>> start Reading passage

On the subject Elizabeth Gilmore
Holt had very precise ideas: “The role of
Paris as the center ring of Europe’s art circus at the end of the nineteenth
century and the understandable urge of every artist to be seen in the ring - as
Rome had served earlier as the arena of art, is illustrated by the Futurists’
writings. The Italian formulators of pictorial "dynamism," which had
profound effects on other movements, exhibited their discoveries first as a
group in Paris. As a consequence, Futurism has never escaped from the French
insistence of its dependence on Cubism” [61]. In other words, the Italian
anti-French controversy would have ended up confirming the French primacy.
Neoplasticism and constructivism as a 'hidden kingdom' of art literature
of the first part of the 20th century
With the breaking into the art of
the twentieth century of a fully abstract iconography, the creators felt the
absolute need to communicate to the public and to themselves the reasons for
the transition from the imitation of nature (for centuries the logical reason
for the execution of the work) to the construction of forms that did not
represent objects, but pursued the visualization of universal and perfect
rules, and were therefore conceived as the expression of absolute beauty. This
passage had already occurred in part with Cubism, and in particular in the
aforementioned Du Cubisme by Albert
Gleizes and Jean Metzinger (it is not by chance that the latter were the
Cubists who most felt the need to theorize their production - linking it to the
universal rule of the Section d'or -
while the Cubists who rejected abstraction, like Picasso and Braque, shied away
from writing).
The representatives of this
absolutely abstract orientation "wrote
joint manifestos, published magazines, wrote books and gave lectures. No other
twentieth-century artists were drawn so closely together or were so
idealistically motivated to theoretical explanation” [62]. In the chapter
on the abstract art of the early twentieth century Chipp displayed writings by
Robert Delaunay (1885-1941), Stanton Macdonald Wright (1890-1973), Piet
Mondrian (1872-1944), Theo van Doesburg (1883-1931), Naum Gabo ( Наум Гббо,
1890-1977), Kasimir Malevich (Казими́р Севери́нович Мале́вич, 1879-1935), Wassily
Kandinsky (Васи́лий Васи́льевич Канди́нский, 1866-1944) and Constantin Brancusi
(1876-1957). In this way he inserted the programmatic texts of the Parisian Orphism,
of US Synchromism, of Dutch Neoplasticism and of Russian Suprematism. In short,
this was no longer a purely "Parisian" artistic movement.
The diversity of languages and the
multiplicity of sources meant that only a part of the relevant texts was
available in English (or in French) at the time of the publication of the
anthology. Chipp then felt the need to put a longer introduction than the one
inserted in the other chapters before the anthologized passages; he wanted to
testify that entire constructivist schools, such as the Bauhaus, had an
impressive handbook production (and a publishing activity), which was
impossible to include in the anthology. The result, however, was that this
chapter was one of those suffering the most from the difficulty of proposing
all the most relevant sources to the public, precisely because of
"objective" difficulties. Among the artists mentioned with some
relevance in the introduction, but not present in the choice of texts, I would
like to mention Walter Gropius (1883 - 1969), Johannes Itten (1888 - 1967),
Frantisek Kupka (1871-1957), El Lissintsky (Эль Лиси́цкий, 1890-1947), Oskar Schlemmer
(1888-1943) and Vladimir Tatlin (Владимир вграфович Татлин, 1885-1956).

>> end Reading passage
>> start Recorded information

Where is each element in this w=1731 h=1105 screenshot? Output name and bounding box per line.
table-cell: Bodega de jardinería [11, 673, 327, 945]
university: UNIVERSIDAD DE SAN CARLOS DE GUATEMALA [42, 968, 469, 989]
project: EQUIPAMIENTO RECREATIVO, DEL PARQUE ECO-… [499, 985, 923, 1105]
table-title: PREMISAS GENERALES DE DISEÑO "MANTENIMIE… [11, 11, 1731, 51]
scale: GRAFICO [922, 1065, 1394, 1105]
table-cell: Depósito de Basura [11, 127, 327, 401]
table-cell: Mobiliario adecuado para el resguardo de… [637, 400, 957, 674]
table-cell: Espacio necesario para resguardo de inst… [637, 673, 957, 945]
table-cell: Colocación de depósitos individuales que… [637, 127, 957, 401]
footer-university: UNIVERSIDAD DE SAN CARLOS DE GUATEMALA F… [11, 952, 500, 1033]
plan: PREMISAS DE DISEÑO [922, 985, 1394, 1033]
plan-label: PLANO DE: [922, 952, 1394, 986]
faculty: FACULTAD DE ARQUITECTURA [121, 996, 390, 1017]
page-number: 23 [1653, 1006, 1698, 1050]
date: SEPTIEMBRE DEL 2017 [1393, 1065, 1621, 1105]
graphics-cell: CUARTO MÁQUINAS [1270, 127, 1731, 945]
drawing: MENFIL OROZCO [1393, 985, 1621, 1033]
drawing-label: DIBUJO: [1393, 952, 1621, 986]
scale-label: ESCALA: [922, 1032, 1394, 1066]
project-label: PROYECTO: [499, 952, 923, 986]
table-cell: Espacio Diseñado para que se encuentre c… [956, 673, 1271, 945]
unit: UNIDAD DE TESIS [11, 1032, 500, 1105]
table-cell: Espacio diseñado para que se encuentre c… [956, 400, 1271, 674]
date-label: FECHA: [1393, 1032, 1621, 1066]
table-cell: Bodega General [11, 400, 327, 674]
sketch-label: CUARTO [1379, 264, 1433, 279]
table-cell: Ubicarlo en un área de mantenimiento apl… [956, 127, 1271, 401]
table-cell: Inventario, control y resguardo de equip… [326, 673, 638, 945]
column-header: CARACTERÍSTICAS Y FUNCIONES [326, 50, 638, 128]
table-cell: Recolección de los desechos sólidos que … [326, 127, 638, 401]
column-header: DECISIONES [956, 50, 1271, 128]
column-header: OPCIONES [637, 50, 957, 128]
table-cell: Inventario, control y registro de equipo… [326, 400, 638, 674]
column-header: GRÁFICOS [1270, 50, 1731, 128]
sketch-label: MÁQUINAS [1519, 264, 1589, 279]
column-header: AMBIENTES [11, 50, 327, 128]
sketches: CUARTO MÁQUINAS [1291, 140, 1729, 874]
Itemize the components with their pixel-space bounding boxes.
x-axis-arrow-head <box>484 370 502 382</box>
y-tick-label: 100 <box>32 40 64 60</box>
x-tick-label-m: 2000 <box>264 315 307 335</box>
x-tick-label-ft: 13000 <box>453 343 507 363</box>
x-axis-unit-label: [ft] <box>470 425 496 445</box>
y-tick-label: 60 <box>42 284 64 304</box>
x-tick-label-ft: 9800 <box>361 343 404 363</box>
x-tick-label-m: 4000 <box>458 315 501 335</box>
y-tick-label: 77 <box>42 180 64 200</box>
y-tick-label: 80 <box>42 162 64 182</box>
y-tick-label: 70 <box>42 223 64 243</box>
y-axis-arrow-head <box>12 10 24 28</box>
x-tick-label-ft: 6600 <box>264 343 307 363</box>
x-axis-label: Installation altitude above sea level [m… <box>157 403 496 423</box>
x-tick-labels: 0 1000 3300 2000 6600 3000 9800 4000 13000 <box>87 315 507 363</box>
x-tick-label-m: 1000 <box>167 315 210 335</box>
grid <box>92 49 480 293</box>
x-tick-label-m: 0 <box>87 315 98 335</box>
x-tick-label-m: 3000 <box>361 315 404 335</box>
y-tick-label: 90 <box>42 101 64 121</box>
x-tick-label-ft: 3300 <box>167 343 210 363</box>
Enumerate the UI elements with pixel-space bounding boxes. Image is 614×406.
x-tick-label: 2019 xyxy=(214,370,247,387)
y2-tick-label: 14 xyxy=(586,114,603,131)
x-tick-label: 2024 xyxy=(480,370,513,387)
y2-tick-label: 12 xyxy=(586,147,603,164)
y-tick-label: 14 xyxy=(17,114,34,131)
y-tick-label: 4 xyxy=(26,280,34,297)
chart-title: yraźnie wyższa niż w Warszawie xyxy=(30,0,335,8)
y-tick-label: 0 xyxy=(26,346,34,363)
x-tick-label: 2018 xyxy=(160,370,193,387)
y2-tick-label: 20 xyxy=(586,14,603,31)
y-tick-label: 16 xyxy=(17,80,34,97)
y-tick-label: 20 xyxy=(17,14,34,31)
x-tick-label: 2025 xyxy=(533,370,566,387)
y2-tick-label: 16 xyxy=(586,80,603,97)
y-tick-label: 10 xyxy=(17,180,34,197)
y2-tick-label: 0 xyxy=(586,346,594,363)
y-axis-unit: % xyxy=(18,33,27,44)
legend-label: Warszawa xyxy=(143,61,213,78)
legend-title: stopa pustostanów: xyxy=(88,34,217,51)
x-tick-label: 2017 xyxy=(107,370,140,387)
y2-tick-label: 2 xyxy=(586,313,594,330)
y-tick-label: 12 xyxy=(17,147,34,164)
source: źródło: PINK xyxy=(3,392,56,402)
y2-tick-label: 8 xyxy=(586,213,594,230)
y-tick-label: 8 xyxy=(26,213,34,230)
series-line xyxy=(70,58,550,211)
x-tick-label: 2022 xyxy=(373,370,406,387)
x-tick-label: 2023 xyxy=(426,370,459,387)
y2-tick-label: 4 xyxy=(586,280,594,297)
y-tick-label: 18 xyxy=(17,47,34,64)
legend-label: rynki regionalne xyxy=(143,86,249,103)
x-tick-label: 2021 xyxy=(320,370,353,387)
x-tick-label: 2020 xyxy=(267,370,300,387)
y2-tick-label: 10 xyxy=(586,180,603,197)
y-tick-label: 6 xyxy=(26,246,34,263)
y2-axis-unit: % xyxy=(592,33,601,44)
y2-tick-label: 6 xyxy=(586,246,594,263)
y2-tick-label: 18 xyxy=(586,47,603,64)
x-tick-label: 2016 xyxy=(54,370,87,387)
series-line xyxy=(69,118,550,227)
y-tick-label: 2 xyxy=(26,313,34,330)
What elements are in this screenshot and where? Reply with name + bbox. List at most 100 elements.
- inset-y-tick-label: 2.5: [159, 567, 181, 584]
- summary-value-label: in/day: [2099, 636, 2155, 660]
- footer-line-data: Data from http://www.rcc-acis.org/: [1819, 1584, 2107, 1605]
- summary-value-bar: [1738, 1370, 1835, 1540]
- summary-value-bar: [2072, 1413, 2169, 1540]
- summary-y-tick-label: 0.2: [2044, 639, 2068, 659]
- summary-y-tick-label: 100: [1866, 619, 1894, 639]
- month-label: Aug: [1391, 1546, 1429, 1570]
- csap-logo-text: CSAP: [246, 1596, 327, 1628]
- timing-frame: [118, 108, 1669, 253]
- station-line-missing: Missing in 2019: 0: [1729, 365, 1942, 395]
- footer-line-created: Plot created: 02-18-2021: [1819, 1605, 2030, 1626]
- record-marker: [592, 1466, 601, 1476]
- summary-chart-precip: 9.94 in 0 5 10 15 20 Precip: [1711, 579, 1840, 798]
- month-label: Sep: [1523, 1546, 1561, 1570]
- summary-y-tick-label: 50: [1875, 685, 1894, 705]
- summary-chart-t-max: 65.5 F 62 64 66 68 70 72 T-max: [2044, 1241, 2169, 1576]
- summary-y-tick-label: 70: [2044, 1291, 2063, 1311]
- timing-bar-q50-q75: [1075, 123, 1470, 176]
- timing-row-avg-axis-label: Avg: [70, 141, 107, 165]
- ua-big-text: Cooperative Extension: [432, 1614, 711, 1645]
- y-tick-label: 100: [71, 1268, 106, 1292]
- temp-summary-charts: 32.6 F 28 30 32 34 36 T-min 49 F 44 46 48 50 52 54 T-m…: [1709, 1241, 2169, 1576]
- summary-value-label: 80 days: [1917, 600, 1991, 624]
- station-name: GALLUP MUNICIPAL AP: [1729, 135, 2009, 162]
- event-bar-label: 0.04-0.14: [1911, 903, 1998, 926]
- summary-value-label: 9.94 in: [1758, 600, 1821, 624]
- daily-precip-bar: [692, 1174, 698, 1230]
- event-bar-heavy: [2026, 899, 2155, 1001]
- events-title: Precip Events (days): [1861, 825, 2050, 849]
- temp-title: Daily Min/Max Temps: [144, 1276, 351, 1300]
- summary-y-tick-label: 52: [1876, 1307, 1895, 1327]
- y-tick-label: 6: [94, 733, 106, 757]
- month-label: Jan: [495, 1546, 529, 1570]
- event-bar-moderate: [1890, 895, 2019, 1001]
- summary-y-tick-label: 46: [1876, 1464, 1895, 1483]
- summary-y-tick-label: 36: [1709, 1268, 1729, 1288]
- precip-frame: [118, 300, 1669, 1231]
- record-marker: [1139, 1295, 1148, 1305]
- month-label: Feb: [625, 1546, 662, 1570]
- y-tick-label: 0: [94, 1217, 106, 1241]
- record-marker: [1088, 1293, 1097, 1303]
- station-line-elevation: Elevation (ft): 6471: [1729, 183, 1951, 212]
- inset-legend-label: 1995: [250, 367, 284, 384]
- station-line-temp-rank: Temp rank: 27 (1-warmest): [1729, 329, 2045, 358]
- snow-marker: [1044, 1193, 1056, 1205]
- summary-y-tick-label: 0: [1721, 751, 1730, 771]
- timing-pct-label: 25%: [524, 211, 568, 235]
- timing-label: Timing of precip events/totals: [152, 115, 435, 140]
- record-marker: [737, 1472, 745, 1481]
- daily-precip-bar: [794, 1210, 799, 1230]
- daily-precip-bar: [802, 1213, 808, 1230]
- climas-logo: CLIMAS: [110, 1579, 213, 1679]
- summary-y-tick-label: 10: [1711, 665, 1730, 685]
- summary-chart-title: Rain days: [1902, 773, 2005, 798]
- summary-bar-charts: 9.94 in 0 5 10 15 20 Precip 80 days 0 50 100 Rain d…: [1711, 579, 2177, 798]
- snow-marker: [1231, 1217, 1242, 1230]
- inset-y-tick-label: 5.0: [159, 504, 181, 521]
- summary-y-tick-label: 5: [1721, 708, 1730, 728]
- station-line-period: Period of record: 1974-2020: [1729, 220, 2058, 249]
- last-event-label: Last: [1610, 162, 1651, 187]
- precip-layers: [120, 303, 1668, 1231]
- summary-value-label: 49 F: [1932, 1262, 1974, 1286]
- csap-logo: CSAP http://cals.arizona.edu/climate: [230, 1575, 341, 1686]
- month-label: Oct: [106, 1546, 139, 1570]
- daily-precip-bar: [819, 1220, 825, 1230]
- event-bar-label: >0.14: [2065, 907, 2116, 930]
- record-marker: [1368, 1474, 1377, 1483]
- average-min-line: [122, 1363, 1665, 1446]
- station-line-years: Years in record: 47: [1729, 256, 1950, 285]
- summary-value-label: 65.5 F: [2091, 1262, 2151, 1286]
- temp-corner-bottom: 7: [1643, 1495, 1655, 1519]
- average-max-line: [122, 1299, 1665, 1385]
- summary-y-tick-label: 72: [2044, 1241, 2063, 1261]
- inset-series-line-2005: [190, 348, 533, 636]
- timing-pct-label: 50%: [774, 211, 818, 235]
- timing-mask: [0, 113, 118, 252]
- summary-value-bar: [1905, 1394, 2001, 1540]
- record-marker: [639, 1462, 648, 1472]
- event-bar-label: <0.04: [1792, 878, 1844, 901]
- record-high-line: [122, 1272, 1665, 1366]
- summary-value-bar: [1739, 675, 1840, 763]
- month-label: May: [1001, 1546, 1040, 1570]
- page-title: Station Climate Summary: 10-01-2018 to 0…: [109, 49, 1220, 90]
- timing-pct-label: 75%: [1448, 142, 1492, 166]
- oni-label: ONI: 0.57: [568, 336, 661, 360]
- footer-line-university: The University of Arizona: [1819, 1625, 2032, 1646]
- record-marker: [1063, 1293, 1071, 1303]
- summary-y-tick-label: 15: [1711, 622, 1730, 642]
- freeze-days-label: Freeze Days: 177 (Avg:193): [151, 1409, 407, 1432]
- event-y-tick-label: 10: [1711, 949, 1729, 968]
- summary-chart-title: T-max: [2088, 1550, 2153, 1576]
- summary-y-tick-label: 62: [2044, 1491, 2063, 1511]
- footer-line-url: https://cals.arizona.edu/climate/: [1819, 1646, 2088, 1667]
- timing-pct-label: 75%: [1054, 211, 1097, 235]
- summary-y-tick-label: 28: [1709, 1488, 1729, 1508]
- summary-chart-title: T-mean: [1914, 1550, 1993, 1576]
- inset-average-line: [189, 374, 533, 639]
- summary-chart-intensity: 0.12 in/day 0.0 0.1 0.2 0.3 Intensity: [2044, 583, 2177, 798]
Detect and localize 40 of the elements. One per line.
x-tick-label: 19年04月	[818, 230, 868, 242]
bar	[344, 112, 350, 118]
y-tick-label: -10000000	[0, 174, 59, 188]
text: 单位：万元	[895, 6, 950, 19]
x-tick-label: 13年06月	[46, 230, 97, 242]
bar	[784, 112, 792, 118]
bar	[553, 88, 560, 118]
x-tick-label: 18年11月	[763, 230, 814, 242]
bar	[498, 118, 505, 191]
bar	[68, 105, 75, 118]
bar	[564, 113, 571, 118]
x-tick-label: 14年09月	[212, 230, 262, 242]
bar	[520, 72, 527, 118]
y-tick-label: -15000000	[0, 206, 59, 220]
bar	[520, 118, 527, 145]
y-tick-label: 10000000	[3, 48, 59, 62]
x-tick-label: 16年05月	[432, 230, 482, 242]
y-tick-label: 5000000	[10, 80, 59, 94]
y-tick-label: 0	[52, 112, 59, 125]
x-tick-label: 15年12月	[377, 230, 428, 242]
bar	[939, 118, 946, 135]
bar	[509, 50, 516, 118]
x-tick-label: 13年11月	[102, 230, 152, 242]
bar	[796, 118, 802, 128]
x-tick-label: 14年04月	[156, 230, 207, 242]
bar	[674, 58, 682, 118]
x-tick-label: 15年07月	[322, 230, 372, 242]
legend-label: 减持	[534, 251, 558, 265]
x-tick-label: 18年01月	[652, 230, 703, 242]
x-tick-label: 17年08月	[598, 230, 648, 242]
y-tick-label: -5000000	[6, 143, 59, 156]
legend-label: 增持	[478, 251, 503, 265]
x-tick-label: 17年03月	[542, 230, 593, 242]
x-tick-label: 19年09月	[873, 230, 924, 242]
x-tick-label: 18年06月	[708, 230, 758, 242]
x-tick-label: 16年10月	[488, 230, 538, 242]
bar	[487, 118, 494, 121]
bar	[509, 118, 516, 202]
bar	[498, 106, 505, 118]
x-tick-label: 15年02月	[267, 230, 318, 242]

>> end Recorded information

Exercise directions:
Answer these about the art history passage:
1. In which city did the Futurists first exhibit as a group?
2. Which two Cubists who rejected abstraction shied away from writing?
3. Which constructivist school is named as having an impressive handbook production?

Written answer:
1. Paris
2. Picasso and Braque
3. The Bauhaus